_WHAT YOU SHOULD DO_: Exactly reproduce the lines from the line containing "What data populates" to the end of the data below, inclusive, and nothing else.

**** DATA FOR THIS TASK

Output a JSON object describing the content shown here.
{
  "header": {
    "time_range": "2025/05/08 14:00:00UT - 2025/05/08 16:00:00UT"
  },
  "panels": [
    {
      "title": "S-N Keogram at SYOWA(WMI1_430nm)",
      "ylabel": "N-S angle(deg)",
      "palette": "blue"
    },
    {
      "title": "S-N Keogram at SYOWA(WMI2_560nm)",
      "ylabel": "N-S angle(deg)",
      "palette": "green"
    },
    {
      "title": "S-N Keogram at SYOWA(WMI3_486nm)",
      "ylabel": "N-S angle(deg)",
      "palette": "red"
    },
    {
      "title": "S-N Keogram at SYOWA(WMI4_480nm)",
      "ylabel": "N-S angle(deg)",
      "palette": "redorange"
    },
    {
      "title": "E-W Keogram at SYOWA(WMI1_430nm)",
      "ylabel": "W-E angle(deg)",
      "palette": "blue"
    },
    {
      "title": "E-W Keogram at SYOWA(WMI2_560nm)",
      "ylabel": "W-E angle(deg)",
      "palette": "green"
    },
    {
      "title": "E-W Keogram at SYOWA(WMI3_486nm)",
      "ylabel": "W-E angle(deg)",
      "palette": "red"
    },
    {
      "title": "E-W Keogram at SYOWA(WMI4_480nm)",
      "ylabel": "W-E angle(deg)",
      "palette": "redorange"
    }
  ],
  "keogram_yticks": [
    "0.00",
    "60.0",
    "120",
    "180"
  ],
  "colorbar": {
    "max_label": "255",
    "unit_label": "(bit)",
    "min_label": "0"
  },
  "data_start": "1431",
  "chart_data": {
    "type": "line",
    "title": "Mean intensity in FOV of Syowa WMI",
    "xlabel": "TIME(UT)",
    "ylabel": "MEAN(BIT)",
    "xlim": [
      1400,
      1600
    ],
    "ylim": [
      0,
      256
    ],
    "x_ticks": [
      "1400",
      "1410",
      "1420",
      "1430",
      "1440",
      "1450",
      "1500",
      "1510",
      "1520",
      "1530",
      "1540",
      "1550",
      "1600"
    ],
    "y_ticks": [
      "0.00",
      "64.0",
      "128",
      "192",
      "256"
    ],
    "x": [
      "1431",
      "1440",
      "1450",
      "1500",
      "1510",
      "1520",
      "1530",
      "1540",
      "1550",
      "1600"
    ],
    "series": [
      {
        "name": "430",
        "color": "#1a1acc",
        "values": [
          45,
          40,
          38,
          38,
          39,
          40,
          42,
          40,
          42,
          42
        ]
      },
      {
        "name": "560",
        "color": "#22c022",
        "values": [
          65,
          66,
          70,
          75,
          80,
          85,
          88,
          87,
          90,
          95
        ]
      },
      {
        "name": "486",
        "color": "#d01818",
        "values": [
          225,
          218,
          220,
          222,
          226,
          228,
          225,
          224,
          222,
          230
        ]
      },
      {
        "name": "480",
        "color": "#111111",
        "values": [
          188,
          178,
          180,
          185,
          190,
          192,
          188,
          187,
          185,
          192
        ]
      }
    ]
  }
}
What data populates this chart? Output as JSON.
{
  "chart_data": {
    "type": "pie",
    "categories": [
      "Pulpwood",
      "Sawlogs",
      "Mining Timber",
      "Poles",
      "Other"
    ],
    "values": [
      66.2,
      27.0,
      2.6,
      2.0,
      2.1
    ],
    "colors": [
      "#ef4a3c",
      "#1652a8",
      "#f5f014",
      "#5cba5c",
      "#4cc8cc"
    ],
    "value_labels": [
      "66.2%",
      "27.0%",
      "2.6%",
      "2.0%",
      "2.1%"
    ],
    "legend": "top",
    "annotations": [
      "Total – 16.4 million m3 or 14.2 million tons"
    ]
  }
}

********

_ANSWER TO THE EXERCISE_:
What data populates this chart? Output as JSON.
{
  "chart_data": {
    "type": "pie",
    "categories": [
      "Pulpwood",
      "Sawlogs",
      "Mining Timber",
      "Poles",
      "Other"
    ],
    "values": [
      66.2,
      27.0,
      2.6,
      2.0,
      2.1
    ],
    "colors": [
      "#ef4a3c",
      "#1652a8",
      "#f5f014",
      "#5cba5c",
      "#4cc8cc"
    ],
    "value_labels": [
      "66.2%",
      "27.0%",
      "2.6%",
      "2.0%",
      "2.1%"
    ],
    "legend": "top",
    "annotations": [
      "Total – 16.4 million m3 or 14.2 million tons"
    ]
  }
}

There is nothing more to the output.